┌──
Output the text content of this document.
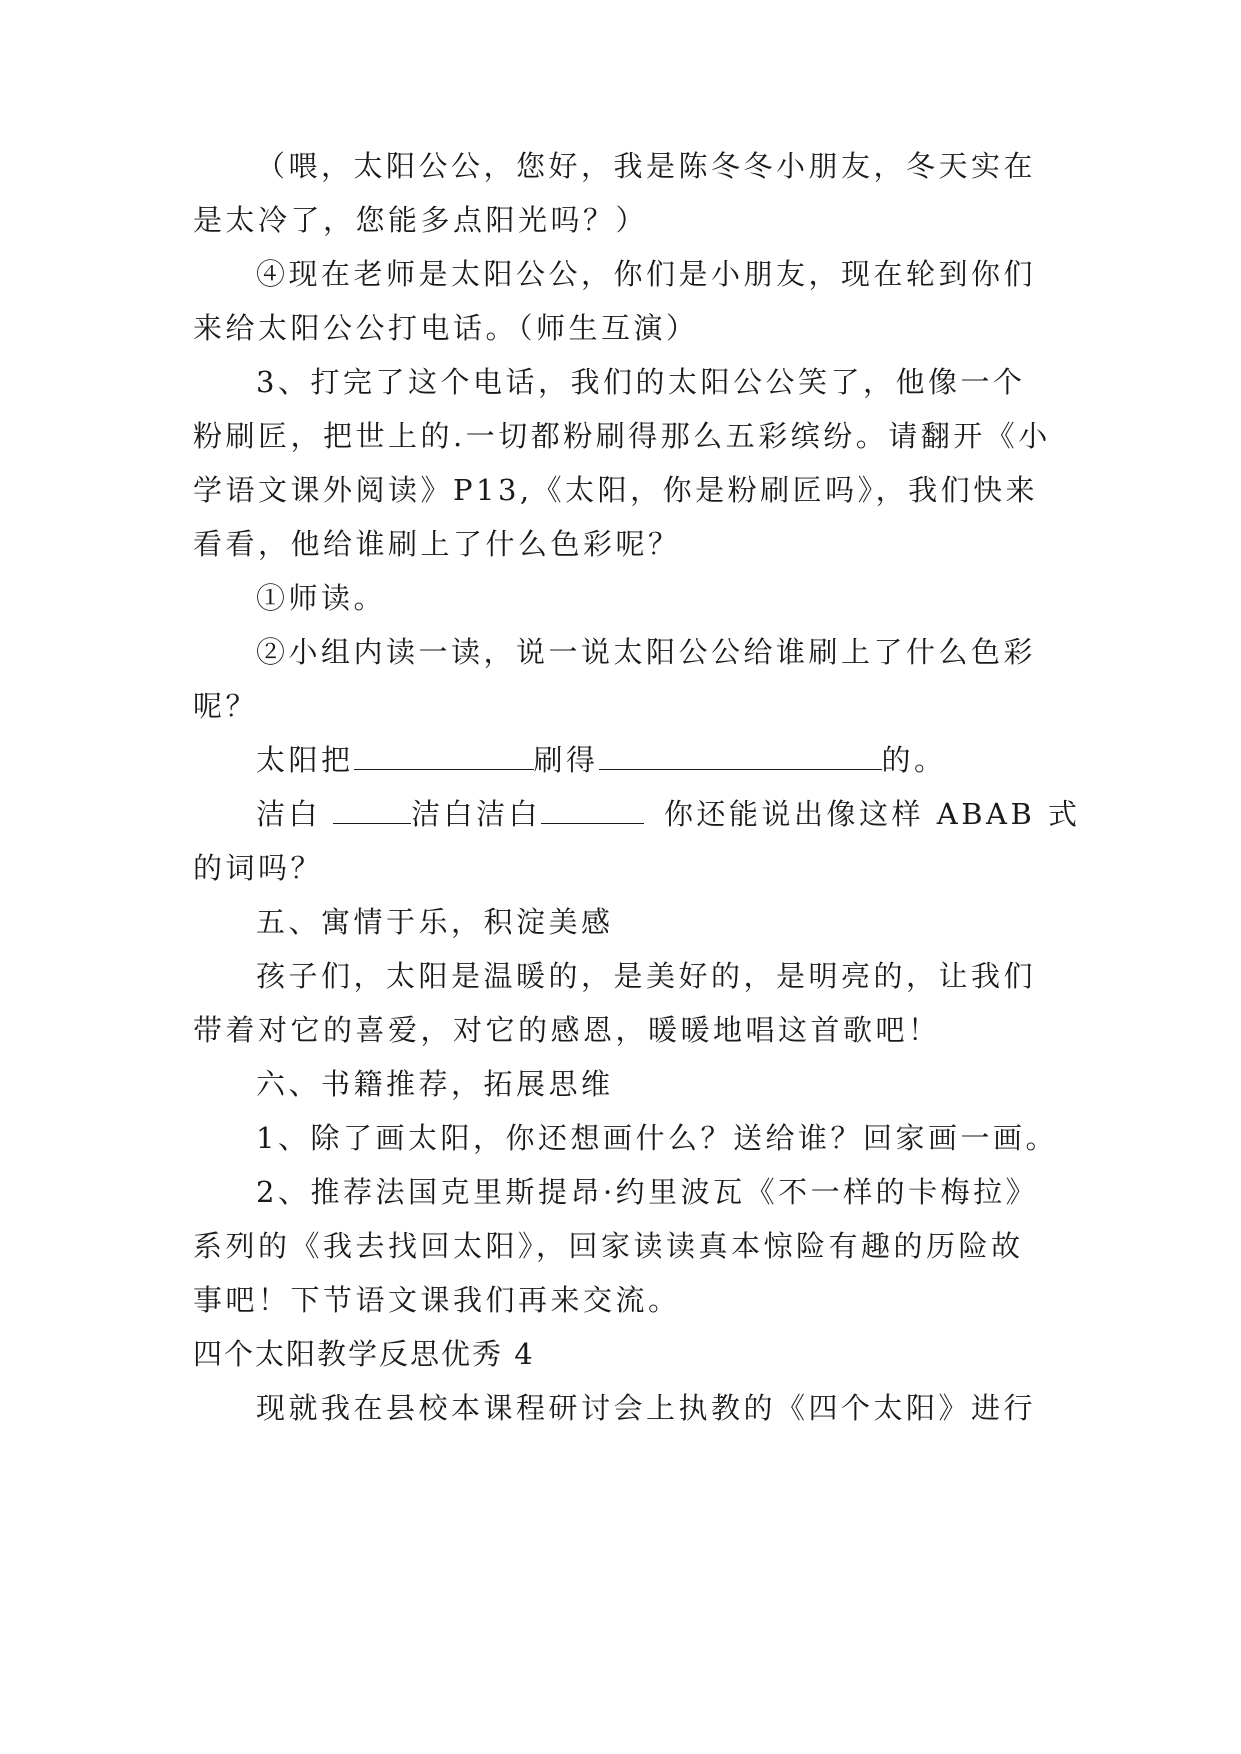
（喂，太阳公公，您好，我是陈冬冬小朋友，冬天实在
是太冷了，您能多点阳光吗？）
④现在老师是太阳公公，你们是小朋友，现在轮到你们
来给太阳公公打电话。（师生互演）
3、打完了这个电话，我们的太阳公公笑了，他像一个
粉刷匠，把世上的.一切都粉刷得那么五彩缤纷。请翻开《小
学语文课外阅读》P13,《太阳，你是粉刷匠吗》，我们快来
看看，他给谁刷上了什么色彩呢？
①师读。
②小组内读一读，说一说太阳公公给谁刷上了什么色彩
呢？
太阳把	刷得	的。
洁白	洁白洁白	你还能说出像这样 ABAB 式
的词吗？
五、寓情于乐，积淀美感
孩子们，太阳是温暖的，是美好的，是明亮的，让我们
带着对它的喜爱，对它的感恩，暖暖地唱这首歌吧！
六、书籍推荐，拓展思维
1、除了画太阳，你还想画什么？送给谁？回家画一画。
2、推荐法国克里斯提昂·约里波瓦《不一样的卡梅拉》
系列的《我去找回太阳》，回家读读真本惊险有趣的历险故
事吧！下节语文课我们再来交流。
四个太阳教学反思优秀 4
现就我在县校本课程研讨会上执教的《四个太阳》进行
└──
┌──
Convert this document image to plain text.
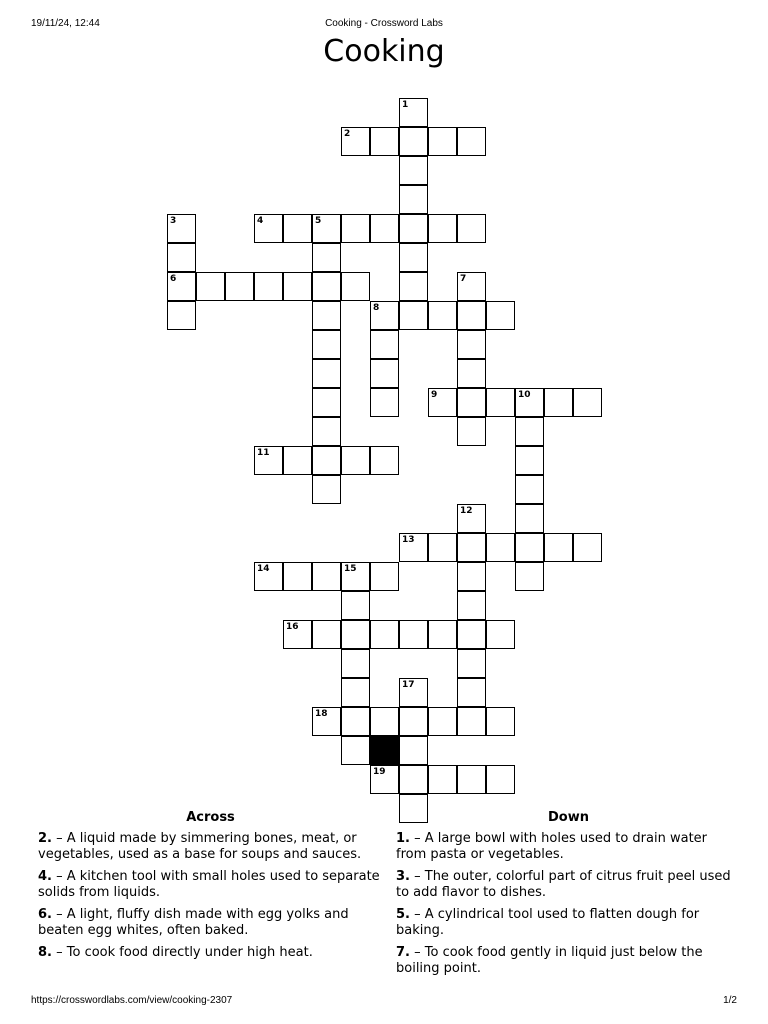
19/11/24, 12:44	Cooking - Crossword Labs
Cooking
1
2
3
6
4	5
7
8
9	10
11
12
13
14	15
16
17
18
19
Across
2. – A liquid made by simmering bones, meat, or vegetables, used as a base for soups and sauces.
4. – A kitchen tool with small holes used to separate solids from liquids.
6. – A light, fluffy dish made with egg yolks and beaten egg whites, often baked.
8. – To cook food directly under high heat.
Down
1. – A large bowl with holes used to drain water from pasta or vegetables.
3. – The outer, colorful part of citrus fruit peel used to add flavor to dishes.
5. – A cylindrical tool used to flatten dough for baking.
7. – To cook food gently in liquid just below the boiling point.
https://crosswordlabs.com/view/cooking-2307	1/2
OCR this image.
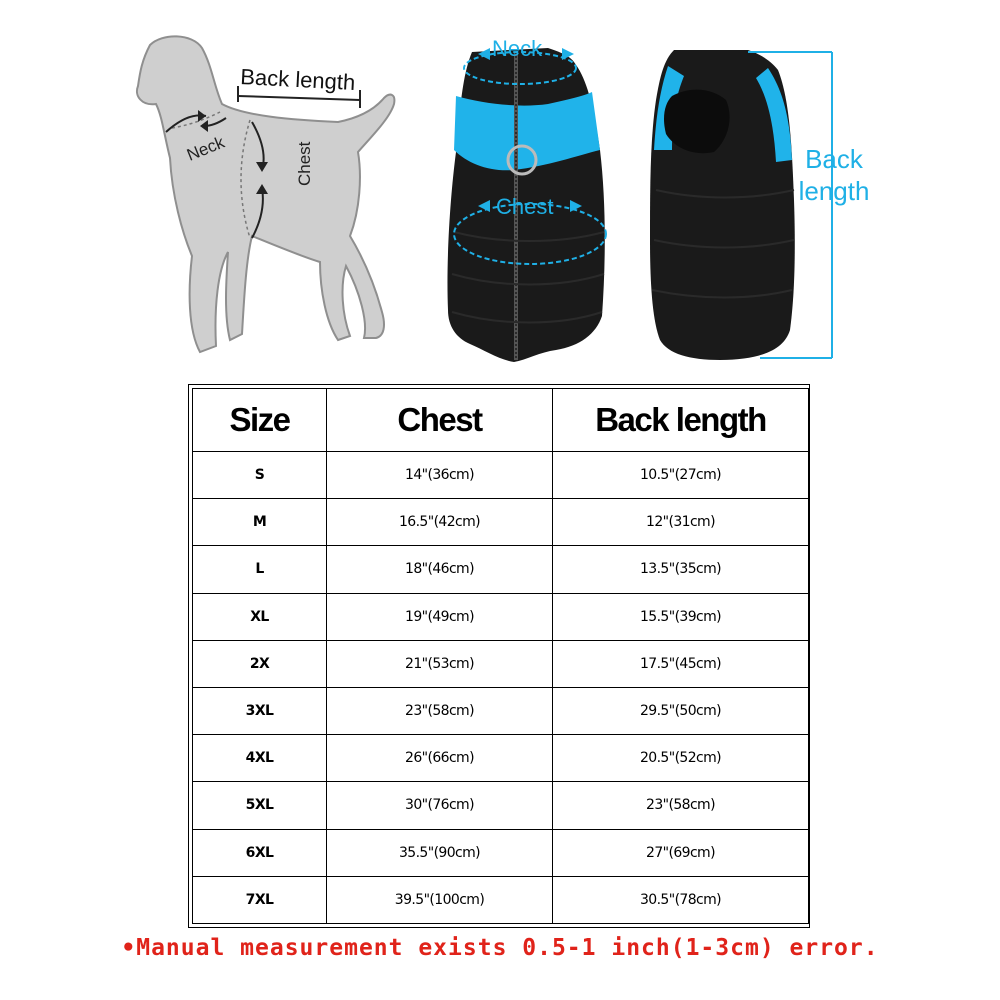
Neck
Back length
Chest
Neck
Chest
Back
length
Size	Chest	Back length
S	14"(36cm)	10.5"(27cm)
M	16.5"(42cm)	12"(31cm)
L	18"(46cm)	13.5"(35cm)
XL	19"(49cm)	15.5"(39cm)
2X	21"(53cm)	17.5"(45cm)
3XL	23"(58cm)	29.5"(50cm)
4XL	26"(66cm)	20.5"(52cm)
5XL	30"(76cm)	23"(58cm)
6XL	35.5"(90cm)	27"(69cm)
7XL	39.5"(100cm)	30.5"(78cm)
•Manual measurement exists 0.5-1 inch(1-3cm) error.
└──
EXERCISE DIRECTIONS: Using the listing, collect all lines in which the string "holes" is found.

RESPONSE TO THE TASK:
4. – A kitchen tool with small holes used to separate solids from liquids.
1. – A large bowl with holes used to drain water from pasta or vegetables.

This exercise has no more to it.